*Your goal*: Identify every line in the records below that contains the word "etching", and copy each of those lines.

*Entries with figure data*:
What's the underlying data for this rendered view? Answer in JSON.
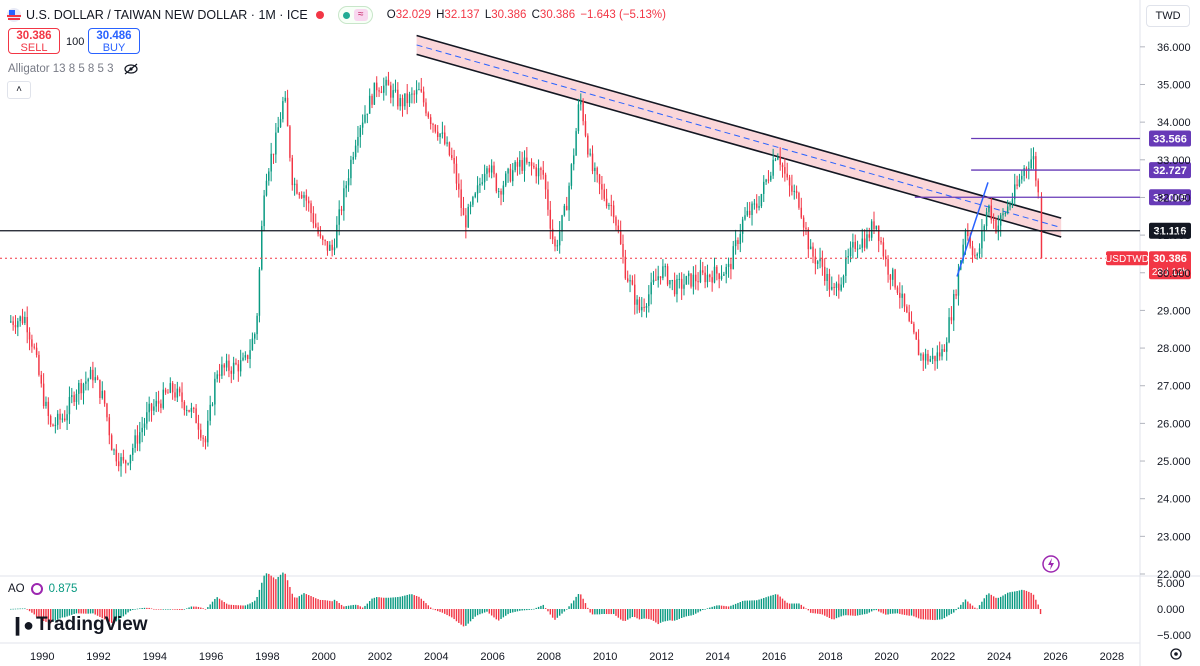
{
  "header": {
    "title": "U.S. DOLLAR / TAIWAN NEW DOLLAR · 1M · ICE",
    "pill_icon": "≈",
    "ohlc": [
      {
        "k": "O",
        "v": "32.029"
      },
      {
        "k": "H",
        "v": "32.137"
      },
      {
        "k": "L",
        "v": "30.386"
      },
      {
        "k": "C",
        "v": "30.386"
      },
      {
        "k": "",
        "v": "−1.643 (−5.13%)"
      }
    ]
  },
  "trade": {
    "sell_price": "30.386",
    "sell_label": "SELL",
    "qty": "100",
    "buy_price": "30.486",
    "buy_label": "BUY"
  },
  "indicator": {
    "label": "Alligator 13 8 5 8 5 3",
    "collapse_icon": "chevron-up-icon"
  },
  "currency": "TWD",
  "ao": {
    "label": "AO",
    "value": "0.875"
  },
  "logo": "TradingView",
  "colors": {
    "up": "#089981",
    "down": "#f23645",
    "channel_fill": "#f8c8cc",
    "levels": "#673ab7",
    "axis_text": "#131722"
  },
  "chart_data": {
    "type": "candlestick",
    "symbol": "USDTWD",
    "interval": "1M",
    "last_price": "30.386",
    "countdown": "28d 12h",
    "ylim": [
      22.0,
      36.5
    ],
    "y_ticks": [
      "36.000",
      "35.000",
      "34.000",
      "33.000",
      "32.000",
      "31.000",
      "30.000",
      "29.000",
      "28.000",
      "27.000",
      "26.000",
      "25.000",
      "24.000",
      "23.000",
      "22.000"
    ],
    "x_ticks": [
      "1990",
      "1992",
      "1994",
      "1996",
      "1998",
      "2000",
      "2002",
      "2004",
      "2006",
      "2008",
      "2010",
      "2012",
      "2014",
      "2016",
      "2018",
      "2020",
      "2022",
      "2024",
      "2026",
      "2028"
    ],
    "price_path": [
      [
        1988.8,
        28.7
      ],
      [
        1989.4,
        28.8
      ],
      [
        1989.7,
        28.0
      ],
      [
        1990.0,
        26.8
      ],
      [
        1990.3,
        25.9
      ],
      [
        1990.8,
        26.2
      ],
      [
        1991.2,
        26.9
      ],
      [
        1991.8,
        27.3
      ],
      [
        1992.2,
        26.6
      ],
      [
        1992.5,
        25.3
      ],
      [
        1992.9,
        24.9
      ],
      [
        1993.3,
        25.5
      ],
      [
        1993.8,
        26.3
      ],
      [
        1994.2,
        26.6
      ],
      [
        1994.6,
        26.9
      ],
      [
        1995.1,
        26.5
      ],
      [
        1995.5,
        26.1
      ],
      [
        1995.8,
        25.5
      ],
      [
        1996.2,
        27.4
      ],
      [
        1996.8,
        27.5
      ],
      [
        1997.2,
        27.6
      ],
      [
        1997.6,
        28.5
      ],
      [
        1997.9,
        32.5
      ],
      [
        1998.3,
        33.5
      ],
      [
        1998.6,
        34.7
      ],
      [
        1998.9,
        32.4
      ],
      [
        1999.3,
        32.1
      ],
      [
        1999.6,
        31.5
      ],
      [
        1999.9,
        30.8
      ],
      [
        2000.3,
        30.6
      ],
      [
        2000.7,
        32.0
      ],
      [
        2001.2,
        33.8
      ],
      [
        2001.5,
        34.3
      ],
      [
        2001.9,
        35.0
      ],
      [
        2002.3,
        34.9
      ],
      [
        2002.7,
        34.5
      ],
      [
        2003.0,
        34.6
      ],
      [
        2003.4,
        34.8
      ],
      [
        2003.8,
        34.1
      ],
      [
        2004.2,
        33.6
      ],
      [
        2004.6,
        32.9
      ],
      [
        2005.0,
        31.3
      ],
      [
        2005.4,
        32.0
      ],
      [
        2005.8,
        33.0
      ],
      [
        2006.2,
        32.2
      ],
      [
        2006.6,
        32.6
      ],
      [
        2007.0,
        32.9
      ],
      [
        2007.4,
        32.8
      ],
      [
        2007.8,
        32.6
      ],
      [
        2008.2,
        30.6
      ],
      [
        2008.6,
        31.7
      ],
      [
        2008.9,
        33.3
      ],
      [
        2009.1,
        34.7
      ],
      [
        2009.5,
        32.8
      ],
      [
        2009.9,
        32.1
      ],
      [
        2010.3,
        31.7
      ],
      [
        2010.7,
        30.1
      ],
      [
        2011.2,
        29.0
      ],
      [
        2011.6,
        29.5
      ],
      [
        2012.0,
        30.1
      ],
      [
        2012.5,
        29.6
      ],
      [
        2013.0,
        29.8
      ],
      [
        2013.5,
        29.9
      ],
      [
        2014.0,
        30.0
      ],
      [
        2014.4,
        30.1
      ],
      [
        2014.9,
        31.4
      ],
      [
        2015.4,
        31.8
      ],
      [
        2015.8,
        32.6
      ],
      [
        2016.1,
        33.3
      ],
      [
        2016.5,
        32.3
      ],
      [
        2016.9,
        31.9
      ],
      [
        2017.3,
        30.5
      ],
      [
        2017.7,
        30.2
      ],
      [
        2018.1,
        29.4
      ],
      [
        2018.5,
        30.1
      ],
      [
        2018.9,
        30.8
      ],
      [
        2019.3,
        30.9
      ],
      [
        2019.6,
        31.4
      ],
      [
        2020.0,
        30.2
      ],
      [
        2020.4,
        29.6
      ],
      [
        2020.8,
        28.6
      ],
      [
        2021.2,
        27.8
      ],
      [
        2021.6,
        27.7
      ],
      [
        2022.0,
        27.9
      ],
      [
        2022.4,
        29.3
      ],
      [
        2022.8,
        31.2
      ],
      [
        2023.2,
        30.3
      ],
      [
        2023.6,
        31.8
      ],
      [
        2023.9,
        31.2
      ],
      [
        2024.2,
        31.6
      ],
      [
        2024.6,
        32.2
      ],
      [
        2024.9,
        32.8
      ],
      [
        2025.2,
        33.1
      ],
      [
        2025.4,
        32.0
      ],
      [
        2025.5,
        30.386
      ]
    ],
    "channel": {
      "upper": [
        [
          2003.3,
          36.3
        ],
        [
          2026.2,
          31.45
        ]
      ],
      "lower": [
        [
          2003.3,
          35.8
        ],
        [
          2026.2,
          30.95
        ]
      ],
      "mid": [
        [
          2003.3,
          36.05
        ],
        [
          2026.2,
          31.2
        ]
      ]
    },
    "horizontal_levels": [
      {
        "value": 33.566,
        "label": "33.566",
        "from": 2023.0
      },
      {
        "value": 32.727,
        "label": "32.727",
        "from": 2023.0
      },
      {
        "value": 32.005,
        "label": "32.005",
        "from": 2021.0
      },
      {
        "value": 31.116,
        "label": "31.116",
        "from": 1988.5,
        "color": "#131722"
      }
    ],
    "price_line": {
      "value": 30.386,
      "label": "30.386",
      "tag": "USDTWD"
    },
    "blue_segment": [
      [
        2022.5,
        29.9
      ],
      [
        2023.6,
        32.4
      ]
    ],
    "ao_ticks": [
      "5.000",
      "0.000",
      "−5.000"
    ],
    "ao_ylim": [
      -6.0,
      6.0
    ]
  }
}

* * *

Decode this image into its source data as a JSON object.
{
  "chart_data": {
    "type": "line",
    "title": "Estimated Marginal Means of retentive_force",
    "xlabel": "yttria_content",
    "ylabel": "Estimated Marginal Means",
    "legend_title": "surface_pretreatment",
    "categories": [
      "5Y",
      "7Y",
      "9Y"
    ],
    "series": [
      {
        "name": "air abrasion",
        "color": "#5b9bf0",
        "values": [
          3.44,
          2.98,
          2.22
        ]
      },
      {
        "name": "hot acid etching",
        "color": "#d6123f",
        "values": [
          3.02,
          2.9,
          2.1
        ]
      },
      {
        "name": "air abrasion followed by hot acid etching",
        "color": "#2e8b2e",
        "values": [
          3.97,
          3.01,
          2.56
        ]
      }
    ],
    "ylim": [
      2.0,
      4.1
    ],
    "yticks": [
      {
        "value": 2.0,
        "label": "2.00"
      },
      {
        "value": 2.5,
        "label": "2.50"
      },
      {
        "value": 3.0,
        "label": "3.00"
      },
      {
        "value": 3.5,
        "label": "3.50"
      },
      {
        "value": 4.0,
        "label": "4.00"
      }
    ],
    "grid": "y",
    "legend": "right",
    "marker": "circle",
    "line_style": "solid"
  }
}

*Result*:
        "name": "hot acid etching",
        "name": "air abrasion followed by hot acid etching",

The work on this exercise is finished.